>> START Records supplied

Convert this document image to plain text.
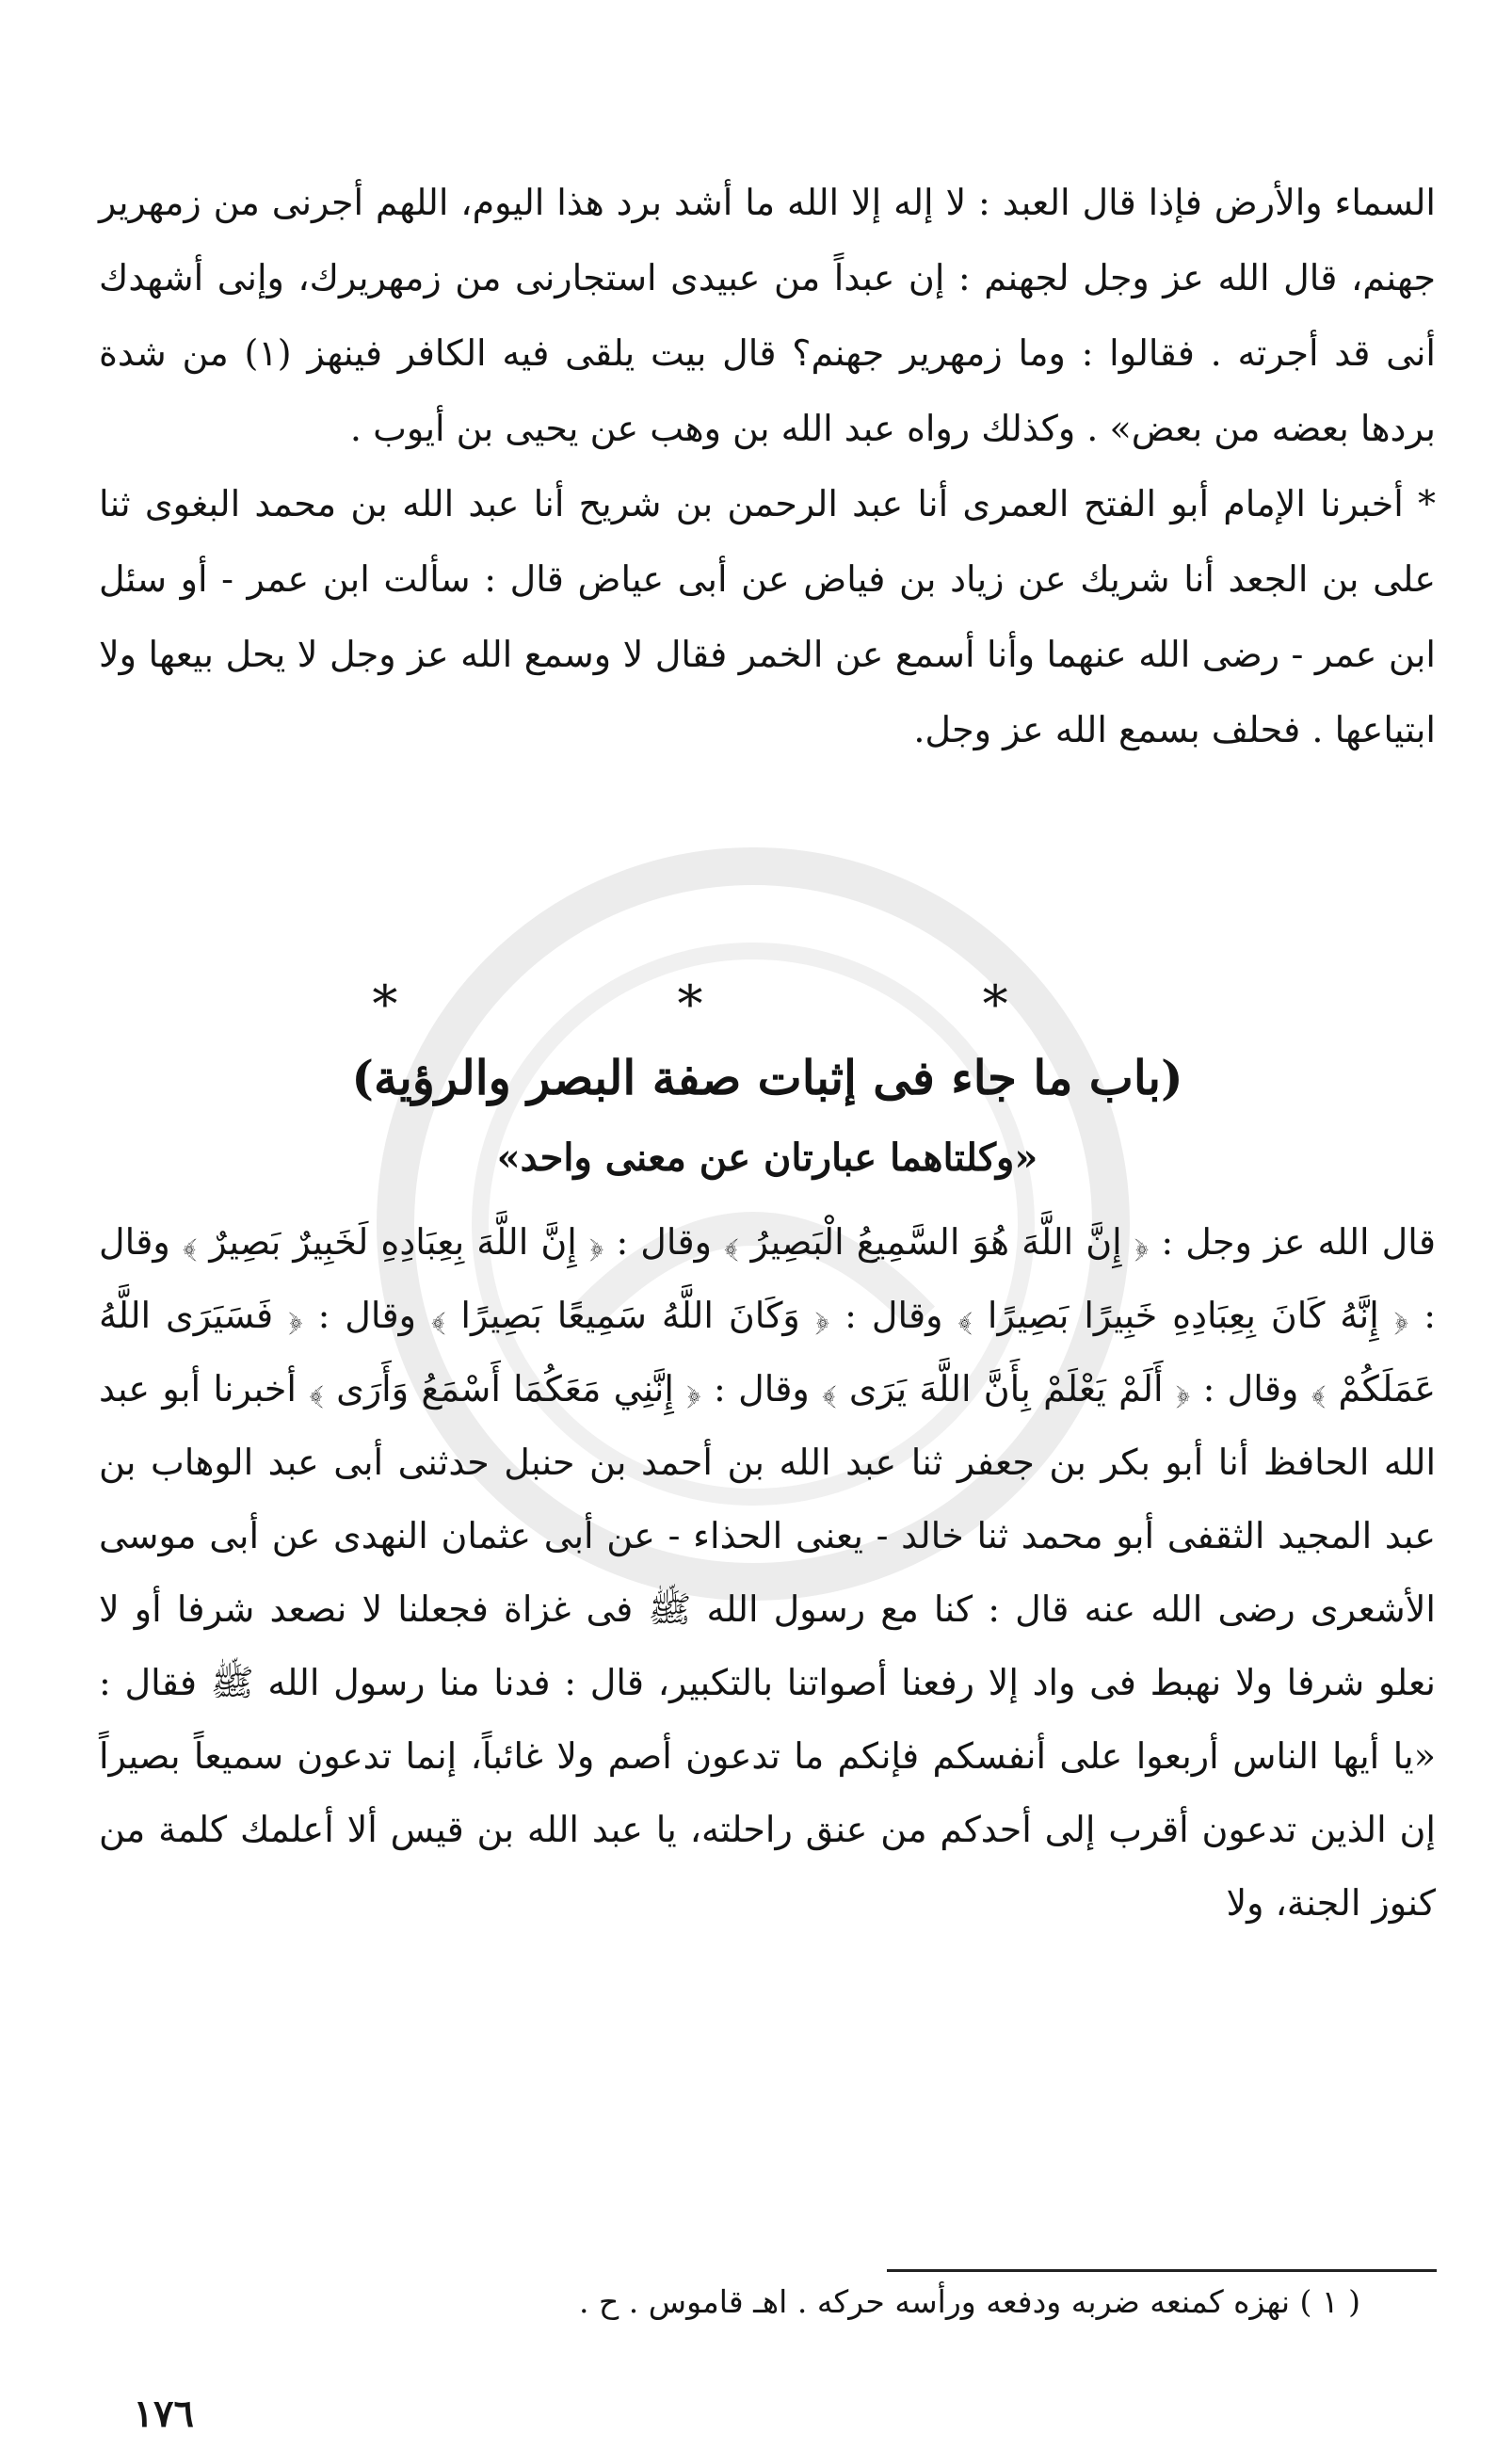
السماء والأرض فإذا قال العبد : لا إله إلا الله ما أشد برد هذا اليوم، اللهم أجرنى من زمهرير جهنم، قال الله عز وجل لجهنم : إن عبداً من عبيدى استجارنى من زمهريرك، وإنى أشهدك أنى قد أجرته . فقالوا : وما زمهرير جهنم؟ قال بيت يلقى فيه الكافر فينهز (١) من شدة بردها بعضه من بعض» . وكذلك رواه عبد الله بن وهب عن يحيى بن أيوب .

* أخبرنا الإمام أبو الفتح العمرى أنا عبد الرحمن بن شريح أنا عبد الله بن محمد البغوى ثنا على بن الجعد أنا شريك عن زياد بن فياض عن أبى عياض قال : سألت ابن عمر - أو سئل ابن عمر - رضى الله عنهما وأنا أسمع عن الخمر فقال لا وسمع الله عز وجل لا يحل بيعها ولا ابتياعها . فحلف بسمع الله عز وجل.

* * *
(باب ما جاء فى إثبات صفة البصر والرؤية)
«وكلتاهما عبارتان عن معنى واحد»

قال الله عز وجل : ﴿ إِنَّ اللَّهَ هُوَ السَّمِيعُ الْبَصِيرُ ﴾ وقال : ﴿ إِنَّ اللَّهَ بِعِبَادِهِ لَخَبِيرٌ بَصِيرٌ ﴾ وقال : ﴿ إِنَّهُ كَانَ بِعِبَادِهِ خَبِيرًا بَصِيرًا ﴾ وقال : ﴿ وَكَانَ اللَّهُ سَمِيعًا بَصِيرًا ﴾ وقال : ﴿ فَسَيَرَى اللَّهُ عَمَلَكُمْ ﴾ وقال : ﴿ أَلَمْ يَعْلَمْ بِأَنَّ اللَّهَ يَرَى ﴾ وقال : ﴿ إِنَّنِي مَعَكُمَا أَسْمَعُ وَأَرَى ﴾ أخبرنا أبو عبد الله الحافظ أنا أبو بكر بن جعفر ثنا عبد الله بن أحمد بن حنبل حدثنى أبى عبد الوهاب بن عبد المجيد الثقفى أبو محمد ثنا خالد - يعنى الحذاء - عن أبى عثمان النهدى عن أبى موسى الأشعرى رضى الله عنه قال : كنا مع رسول الله ﷺ فى غزاة فجعلنا لا نصعد شرفا أو لا نعلو شرفا ولا نهبط فى واد إلا رفعنا أصواتنا بالتكبير، قال : فدنا منا رسول الله ﷺ فقال : «يا أيها الناس أربعوا على أنفسكم فإنكم ما تدعون أصم ولا غائباً، إنما تدعون سميعاً بصيراً إن الذين تدعون أقرب إلى أحدكم من عنق راحلته، يا عبد الله بن قيس ألا أعلمك كلمة من كنوز الجنة، ولا

( ١ ) نهزه كمنعه ضربه ودفعه ورأسه حركه . اهـ قاموس . ح .
١٧٦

>> END Records supplied

- _What the exercise asks_:
Write out the entries above word for word. Do not include the pictures.

- _Complete response_:
Convert this document image to plain text.
السماء والأرض فإذا قال العبد : لا إله إلا الله ما أشد برد هذا اليوم، اللهم أجرنى من زمهرير جهنم، قال الله عز وجل لجهنم : إن عبداً من عبيدى استجارنى من زمهريرك، وإنى أشهدك أنى قد أجرته . فقالوا : وما زمهرير جهنم؟ قال بيت يلقى فيه الكافر فينهز (١) من شدة بردها بعضه من بعض» . وكذلك رواه عبد الله بن وهب عن يحيى بن أيوب .

* أخبرنا الإمام أبو الفتح العمرى أنا عبد الرحمن بن شريح أنا عبد الله بن محمد البغوى ثنا على بن الجعد أنا شريك عن زياد بن فياض عن أبى عياض قال : سألت ابن عمر - أو سئل ابن عمر - رضى الله عنهما وأنا أسمع عن الخمر فقال لا وسمع الله عز وجل لا يحل بيعها ولا ابتياعها . فحلف بسمع الله عز وجل.

* * *
(باب ما جاء فى إثبات صفة البصر والرؤية)
«وكلتاهما عبارتان عن معنى واحد»

قال الله عز وجل : ﴿ إِنَّ اللَّهَ هُوَ السَّمِيعُ الْبَصِيرُ ﴾ وقال : ﴿ إِنَّ اللَّهَ بِعِبَادِهِ لَخَبِيرٌ بَصِيرٌ ﴾ وقال : ﴿ إِنَّهُ كَانَ بِعِبَادِهِ خَبِيرًا بَصِيرًا ﴾ وقال : ﴿ وَكَانَ اللَّهُ سَمِيعًا بَصِيرًا ﴾ وقال : ﴿ فَسَيَرَى اللَّهُ عَمَلَكُمْ ﴾ وقال : ﴿ أَلَمْ يَعْلَمْ بِأَنَّ اللَّهَ يَرَى ﴾ وقال : ﴿ إِنَّنِي مَعَكُمَا أَسْمَعُ وَأَرَى ﴾ أخبرنا أبو عبد الله الحافظ أنا أبو بكر بن جعفر ثنا عبد الله بن أحمد بن حنبل حدثنى أبى عبد الوهاب بن عبد المجيد الثقفى أبو محمد ثنا خالد - يعنى الحذاء - عن أبى عثمان النهدى عن أبى موسى الأشعرى رضى الله عنه قال : كنا مع رسول الله ﷺ فى غزاة فجعلنا لا نصعد شرفا أو لا نعلو شرفا ولا نهبط فى واد إلا رفعنا أصواتنا بالتكبير، قال : فدنا منا رسول الله ﷺ فقال : «يا أيها الناس أربعوا على أنفسكم فإنكم ما تدعون أصم ولا غائباً، إنما تدعون سميعاً بصيراً إن الذين تدعون أقرب إلى أحدكم من عنق راحلته، يا عبد الله بن قيس ألا أعلمك كلمة من كنوز الجنة، ولا

( ١ ) نهزه كمنعه ضربه ودفعه ورأسه حركه . اهـ قاموس . ح .
١٧٦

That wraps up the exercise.